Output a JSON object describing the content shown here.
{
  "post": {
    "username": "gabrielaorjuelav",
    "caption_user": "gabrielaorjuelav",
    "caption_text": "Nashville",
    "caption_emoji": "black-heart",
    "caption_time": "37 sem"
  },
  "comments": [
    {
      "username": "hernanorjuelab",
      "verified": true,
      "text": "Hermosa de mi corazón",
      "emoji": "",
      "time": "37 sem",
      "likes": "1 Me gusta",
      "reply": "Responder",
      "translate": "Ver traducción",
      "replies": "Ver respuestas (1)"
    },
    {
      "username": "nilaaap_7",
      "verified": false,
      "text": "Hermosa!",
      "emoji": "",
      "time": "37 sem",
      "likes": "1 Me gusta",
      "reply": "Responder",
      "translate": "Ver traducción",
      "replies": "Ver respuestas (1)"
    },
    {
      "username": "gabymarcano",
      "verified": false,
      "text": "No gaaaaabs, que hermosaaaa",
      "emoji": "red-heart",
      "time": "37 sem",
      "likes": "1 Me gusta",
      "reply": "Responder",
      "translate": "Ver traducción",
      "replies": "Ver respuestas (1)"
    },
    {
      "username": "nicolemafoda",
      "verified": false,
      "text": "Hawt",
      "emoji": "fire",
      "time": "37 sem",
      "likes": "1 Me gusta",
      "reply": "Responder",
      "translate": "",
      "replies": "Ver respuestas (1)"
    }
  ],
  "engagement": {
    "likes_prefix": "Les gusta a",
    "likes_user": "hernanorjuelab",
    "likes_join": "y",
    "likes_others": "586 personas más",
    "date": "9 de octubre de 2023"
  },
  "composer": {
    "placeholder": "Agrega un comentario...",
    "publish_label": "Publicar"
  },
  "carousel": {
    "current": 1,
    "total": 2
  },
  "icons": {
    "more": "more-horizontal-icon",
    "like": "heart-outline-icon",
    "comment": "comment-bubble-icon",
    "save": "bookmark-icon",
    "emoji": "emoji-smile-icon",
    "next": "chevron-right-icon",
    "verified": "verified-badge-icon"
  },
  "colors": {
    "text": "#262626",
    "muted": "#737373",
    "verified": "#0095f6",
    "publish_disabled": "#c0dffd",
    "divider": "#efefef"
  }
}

**TASK:** Every record shown above must be echoed exactly.

**RESPONSE TO THIS TASK:**
Output a JSON object describing the content shown here.
{
  "post": {
    "username": "gabrielaorjuelav",
    "caption_user": "gabrielaorjuelav",
    "caption_text": "Nashville",
    "caption_emoji": "black-heart",
    "caption_time": "37 sem"
  },
  "comments": [
    {
      "username": "hernanorjuelab",
      "verified": true,
      "text": "Hermosa de mi corazón",
      "emoji": "",
      "time": "37 sem",
      "likes": "1 Me gusta",
      "reply": "Responder",
      "translate": "Ver traducción",
      "replies": "Ver respuestas (1)"
    },
    {
      "username": "nilaaap_7",
      "verified": false,
      "text": "Hermosa!",
      "emoji": "",
      "time": "37 sem",
      "likes": "1 Me gusta",
      "reply": "Responder",
      "translate": "Ver traducción",
      "replies": "Ver respuestas (1)"
    },
    {
      "username": "gabymarcano",
      "verified": false,
      "text": "No gaaaaabs, que hermosaaaa",
      "emoji": "red-heart",
      "time": "37 sem",
      "likes": "1 Me gusta",
      "reply": "Responder",
      "translate": "Ver traducción",
      "replies": "Ver respuestas (1)"
    },
    {
      "username": "nicolemafoda",
      "verified": false,
      "text": "Hawt",
      "emoji": "fire",
      "time": "37 sem",
      "likes": "1 Me gusta",
      "reply": "Responder",
      "translate": "",
      "replies": "Ver respuestas (1)"
    }
  ],
  "engagement": {
    "likes_prefix": "Les gusta a",
    "likes_user": "hernanorjuelab",
    "likes_join": "y",
    "likes_others": "586 personas más",
    "date": "9 de octubre de 2023"
  },
  "composer": {
    "placeholder": "Agrega un comentario...",
    "publish_label": "Publicar"
  },
  "carousel": {
    "current": 1,
    "total": 2
  },
  "icons": {
    "more": "more-horizontal-icon",
    "like": "heart-outline-icon",
    "comment": "comment-bubble-icon",
    "save": "bookmark-icon",
    "emoji": "emoji-smile-icon",
    "next": "chevron-right-icon",
    "verified": "verified-badge-icon"
  },
  "colors": {
    "text": "#262626",
    "muted": "#737373",
    "verified": "#0095f6",
    "publish_disabled": "#c0dffd",
    "divider": "#efefef"
  }
}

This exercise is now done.